-- START OF Data to use --
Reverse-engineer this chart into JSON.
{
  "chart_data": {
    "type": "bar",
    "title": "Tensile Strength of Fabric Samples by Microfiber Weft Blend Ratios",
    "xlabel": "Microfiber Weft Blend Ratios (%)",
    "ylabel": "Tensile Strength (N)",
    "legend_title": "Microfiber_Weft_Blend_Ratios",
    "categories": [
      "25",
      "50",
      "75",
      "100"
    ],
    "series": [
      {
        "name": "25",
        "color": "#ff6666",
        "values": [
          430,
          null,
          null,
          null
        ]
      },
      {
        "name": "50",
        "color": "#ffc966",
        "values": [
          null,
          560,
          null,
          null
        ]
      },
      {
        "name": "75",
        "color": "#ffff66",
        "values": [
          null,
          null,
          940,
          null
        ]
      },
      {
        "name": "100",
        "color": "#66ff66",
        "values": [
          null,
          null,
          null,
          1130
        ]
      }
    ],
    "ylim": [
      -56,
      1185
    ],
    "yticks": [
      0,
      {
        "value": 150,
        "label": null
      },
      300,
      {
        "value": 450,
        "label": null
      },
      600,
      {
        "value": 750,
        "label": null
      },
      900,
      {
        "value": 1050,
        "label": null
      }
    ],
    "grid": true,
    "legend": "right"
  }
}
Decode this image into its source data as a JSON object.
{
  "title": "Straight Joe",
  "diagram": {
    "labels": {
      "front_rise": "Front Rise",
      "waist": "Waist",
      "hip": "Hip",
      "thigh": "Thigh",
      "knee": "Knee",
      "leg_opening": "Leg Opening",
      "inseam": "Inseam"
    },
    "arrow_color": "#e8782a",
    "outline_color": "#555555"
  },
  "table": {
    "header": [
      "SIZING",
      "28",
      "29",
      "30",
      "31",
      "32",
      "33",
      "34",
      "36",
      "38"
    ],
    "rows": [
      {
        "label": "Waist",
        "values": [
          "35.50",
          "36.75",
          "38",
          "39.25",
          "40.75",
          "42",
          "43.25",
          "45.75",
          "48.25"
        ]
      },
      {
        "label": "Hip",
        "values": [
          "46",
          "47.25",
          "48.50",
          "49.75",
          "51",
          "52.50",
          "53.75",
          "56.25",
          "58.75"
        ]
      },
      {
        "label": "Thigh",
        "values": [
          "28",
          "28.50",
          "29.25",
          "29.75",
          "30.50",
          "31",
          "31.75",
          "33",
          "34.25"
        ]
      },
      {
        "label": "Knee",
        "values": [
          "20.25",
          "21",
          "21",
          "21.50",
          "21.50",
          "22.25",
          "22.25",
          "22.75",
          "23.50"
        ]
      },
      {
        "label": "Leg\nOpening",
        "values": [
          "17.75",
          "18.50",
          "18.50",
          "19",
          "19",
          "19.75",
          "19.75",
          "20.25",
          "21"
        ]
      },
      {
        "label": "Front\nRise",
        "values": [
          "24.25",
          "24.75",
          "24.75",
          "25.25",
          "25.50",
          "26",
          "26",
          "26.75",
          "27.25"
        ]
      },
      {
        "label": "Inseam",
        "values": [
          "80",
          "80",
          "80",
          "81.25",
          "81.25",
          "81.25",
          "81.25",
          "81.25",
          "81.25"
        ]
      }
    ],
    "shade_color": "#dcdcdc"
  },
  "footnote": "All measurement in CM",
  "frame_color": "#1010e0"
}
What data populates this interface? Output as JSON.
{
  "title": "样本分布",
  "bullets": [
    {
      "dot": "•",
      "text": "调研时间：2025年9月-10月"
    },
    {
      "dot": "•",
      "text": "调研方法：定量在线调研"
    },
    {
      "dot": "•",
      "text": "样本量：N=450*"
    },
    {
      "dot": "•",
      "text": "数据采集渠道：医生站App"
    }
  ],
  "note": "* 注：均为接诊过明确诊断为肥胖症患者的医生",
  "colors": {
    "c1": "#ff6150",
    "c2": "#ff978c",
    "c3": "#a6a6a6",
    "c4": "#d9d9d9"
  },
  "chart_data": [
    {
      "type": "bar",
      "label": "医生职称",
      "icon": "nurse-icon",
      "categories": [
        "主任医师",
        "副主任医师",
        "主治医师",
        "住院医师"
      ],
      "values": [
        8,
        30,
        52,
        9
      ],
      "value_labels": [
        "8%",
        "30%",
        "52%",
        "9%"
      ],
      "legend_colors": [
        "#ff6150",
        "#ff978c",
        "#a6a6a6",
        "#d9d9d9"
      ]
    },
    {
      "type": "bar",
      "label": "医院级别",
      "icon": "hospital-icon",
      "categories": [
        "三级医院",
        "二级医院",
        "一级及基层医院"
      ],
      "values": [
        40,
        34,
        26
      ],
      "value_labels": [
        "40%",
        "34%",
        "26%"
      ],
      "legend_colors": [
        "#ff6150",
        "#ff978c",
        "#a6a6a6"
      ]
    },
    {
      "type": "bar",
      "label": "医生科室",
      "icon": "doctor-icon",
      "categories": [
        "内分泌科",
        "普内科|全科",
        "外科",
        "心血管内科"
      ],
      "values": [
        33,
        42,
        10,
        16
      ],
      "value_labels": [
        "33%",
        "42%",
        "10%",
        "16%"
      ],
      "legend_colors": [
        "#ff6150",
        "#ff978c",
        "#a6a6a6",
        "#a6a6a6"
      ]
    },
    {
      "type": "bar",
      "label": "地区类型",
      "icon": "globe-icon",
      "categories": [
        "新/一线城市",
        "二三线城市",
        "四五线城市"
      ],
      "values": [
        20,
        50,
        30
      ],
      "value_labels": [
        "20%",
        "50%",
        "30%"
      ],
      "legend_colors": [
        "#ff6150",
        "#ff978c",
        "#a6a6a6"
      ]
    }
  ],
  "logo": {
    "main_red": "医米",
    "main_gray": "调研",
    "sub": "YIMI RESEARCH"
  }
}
-- END OF Data to use --
▶ Stated goal
Locate the word "text" in the entries, and copy every line where it is found.

▶ Task answer
      "text": "调研时间：2025年9月-10月"
      "text": "调研方法：定量在线调研"
      "text": "样本量：N=450*"
      "text": "数据采集渠道：医生站App"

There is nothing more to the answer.